--- Start EXERCISE MATERIALS ---
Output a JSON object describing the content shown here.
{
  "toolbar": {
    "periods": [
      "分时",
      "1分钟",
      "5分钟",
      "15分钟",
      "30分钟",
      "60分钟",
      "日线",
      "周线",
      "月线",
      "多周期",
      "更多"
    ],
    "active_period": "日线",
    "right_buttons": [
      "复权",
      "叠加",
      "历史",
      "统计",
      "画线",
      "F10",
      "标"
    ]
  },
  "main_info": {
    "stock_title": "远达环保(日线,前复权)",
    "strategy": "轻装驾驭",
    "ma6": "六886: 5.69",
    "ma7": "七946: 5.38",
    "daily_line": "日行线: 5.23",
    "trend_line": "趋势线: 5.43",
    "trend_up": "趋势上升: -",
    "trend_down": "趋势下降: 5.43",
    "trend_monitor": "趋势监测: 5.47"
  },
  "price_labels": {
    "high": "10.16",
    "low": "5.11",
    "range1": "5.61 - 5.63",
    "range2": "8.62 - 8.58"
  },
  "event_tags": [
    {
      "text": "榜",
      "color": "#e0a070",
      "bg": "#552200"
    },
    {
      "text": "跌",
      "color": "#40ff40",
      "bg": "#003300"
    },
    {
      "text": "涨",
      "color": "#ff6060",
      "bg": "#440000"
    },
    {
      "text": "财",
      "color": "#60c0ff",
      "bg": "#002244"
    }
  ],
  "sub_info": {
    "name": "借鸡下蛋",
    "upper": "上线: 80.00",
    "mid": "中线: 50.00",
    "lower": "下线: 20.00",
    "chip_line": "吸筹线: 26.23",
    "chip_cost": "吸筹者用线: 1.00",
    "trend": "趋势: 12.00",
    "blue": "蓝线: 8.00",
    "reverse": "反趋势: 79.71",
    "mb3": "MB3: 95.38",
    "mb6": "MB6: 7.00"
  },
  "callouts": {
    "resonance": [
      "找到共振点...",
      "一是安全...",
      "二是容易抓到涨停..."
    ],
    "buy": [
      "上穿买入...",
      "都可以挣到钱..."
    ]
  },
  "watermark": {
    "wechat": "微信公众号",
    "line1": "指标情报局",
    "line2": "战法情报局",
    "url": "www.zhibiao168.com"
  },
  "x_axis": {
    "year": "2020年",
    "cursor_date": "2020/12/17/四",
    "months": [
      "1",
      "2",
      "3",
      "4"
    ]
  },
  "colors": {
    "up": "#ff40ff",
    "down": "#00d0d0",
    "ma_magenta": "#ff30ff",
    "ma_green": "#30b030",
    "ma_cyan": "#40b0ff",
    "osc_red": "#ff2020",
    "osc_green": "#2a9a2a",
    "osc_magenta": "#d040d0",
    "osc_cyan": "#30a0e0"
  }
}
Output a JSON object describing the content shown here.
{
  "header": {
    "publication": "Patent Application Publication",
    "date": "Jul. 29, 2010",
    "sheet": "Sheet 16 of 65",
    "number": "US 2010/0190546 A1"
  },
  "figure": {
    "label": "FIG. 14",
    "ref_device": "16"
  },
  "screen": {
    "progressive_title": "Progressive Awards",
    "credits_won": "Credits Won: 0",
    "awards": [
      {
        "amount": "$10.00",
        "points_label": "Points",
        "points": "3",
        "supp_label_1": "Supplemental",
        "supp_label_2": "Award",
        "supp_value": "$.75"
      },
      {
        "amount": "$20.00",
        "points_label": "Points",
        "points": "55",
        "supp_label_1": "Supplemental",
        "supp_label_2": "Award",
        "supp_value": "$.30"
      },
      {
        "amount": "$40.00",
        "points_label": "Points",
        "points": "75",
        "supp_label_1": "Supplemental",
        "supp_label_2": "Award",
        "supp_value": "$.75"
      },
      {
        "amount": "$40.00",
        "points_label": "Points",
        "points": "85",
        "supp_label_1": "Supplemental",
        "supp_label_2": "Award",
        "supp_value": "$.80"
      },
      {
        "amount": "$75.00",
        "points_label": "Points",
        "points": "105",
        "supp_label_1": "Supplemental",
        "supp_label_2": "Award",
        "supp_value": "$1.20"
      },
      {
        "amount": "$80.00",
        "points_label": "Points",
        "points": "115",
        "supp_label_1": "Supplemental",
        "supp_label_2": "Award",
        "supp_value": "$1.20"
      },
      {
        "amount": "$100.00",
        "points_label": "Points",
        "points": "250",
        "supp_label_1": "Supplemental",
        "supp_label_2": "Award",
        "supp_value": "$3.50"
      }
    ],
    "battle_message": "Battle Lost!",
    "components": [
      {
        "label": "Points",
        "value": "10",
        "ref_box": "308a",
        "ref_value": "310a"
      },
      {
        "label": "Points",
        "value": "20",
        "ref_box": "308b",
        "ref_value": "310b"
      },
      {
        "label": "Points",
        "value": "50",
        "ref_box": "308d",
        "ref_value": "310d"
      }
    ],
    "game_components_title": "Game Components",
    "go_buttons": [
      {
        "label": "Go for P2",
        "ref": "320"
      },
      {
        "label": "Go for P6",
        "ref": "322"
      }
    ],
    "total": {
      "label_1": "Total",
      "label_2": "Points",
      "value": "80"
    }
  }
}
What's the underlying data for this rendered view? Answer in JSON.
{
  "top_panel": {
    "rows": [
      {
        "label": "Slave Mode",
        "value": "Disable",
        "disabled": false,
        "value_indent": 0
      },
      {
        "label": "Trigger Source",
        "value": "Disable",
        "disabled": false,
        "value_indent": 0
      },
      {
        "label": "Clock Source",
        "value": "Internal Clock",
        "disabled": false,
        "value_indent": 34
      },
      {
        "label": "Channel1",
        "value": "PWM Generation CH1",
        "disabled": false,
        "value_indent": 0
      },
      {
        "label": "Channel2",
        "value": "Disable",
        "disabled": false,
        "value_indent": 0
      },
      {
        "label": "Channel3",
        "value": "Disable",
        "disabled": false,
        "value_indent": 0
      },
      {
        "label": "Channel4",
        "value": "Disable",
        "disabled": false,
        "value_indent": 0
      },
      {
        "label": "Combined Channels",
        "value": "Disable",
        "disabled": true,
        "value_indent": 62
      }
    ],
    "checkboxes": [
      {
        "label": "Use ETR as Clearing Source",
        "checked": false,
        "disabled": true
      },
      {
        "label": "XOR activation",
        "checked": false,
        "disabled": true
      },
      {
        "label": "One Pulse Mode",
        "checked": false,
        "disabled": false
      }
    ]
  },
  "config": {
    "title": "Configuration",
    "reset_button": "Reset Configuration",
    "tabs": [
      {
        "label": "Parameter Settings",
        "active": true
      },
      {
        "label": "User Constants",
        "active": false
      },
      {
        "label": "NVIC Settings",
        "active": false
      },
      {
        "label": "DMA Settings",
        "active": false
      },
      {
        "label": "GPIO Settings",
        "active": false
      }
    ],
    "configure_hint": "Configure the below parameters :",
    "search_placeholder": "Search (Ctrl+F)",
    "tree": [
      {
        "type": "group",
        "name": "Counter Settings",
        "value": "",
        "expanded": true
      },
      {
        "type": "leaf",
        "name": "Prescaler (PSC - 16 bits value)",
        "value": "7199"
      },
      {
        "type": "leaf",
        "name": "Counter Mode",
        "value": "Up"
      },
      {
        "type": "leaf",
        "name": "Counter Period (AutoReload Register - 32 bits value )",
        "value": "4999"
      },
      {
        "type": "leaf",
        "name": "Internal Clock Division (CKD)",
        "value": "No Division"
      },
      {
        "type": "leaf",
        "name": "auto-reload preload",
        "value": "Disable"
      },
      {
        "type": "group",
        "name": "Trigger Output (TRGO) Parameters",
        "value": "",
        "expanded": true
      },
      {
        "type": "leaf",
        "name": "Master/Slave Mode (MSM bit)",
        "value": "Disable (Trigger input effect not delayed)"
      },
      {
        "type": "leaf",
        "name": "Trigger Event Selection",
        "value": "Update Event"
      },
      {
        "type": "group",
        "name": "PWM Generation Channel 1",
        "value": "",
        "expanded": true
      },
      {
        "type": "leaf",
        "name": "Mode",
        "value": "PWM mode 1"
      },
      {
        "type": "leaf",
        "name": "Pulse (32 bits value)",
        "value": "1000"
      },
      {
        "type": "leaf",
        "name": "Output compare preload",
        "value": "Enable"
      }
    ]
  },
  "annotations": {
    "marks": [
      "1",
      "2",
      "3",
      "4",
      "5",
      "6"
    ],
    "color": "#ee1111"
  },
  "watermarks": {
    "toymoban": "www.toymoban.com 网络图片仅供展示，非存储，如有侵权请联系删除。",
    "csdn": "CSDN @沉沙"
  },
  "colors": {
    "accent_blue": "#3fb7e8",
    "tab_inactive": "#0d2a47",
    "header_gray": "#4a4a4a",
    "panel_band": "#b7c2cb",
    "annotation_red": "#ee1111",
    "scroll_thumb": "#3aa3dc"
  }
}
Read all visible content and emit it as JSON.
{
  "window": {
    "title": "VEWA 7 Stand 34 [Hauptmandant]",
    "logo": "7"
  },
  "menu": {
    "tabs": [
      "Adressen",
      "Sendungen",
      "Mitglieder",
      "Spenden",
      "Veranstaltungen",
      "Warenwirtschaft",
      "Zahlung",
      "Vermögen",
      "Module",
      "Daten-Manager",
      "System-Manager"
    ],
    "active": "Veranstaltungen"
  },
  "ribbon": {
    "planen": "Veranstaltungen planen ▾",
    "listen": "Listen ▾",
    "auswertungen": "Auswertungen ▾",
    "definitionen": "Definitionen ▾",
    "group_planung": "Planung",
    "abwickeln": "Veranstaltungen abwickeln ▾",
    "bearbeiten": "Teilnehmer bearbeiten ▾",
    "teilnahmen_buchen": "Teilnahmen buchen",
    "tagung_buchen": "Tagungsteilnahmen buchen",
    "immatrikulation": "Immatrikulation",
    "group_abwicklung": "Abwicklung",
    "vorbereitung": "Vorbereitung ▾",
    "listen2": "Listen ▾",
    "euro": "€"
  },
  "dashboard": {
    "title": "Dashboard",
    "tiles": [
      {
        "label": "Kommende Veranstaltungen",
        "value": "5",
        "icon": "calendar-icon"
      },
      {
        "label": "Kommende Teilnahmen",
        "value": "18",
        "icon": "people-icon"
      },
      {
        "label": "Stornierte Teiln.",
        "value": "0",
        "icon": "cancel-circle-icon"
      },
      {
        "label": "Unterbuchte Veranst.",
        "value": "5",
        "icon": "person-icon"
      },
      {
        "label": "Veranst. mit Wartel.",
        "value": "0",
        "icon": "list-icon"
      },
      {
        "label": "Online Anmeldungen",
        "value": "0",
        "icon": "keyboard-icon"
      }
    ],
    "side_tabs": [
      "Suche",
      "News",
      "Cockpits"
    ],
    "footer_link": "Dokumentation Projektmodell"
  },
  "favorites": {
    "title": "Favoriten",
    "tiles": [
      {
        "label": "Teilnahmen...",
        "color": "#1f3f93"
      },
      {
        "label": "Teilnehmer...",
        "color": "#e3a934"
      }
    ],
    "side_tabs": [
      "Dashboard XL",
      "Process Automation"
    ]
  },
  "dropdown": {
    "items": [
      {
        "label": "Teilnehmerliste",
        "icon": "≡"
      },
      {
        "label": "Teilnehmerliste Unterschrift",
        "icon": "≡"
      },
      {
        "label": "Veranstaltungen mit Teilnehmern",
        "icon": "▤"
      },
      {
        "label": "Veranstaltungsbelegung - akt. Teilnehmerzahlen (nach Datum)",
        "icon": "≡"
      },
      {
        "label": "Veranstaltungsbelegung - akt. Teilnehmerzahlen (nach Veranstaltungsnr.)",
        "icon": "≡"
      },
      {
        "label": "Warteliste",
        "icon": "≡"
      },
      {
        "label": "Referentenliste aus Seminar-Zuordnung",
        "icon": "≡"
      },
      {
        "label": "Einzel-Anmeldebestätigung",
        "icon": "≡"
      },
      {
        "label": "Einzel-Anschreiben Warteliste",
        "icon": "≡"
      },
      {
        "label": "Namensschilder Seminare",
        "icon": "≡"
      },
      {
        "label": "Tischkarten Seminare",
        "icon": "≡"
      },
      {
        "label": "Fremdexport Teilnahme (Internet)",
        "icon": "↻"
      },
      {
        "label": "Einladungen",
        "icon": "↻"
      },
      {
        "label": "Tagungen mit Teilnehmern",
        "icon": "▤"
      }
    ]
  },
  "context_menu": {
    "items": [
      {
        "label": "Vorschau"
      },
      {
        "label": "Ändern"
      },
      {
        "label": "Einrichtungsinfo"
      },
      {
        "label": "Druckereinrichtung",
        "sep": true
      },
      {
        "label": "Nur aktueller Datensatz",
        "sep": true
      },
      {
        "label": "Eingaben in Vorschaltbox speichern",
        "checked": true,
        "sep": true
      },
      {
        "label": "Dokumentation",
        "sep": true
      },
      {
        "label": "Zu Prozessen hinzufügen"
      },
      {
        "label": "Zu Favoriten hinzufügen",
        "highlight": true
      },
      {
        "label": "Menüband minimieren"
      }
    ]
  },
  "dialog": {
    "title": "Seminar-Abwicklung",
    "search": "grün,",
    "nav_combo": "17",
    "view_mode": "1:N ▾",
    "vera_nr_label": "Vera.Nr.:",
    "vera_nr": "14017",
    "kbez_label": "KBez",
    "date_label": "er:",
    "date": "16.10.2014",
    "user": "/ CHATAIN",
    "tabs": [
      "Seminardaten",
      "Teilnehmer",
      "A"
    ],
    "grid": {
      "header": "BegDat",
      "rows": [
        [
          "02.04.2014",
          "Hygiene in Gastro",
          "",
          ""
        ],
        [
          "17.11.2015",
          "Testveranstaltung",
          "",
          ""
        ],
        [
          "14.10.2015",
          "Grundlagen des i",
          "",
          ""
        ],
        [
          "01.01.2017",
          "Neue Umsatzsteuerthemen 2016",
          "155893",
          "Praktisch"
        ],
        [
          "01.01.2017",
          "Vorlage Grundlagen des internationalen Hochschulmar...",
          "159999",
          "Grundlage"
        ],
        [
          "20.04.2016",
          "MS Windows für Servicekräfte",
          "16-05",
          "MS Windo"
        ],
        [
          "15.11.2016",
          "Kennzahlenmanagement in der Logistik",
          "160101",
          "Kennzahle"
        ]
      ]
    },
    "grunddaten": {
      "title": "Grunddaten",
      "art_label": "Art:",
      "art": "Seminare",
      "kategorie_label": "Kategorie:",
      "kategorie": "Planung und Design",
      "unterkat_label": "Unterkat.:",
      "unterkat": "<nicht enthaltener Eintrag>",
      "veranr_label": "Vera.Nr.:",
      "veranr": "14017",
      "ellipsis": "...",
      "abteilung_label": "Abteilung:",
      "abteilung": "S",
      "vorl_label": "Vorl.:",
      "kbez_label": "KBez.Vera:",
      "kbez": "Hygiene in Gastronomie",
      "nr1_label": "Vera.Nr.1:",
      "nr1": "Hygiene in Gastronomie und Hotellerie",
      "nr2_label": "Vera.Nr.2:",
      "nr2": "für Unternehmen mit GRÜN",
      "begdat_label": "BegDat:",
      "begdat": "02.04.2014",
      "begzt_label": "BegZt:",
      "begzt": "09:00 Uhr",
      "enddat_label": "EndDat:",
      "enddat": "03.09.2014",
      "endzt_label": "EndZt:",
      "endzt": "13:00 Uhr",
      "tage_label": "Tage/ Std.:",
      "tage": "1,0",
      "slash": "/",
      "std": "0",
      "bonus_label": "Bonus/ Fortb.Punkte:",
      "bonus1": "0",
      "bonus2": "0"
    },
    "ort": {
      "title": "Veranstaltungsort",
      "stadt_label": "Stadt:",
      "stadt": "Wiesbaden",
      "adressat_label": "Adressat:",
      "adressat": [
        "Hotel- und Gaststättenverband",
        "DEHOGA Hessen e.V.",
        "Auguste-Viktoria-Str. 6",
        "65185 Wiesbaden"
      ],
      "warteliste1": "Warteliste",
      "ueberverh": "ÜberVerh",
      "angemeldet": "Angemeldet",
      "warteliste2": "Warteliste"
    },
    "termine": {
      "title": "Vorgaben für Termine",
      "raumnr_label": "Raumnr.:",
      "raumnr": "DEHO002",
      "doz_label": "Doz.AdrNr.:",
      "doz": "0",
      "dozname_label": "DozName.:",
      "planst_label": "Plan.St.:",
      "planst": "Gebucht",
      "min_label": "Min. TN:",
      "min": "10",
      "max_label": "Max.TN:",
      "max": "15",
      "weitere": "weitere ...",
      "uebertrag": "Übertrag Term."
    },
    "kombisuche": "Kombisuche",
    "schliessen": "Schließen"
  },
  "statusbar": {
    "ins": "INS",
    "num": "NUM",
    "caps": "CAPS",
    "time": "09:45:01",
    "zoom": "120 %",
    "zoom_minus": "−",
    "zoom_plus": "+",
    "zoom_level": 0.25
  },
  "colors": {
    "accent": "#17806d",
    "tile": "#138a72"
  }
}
--- End EXERCISE MATERIALS ---
◆ **DESCRIPTION OF THE TASK**
Looking at the records above, tally the lines holding "Favoriten" and reply with that number only.

◆ **ANSWER**
2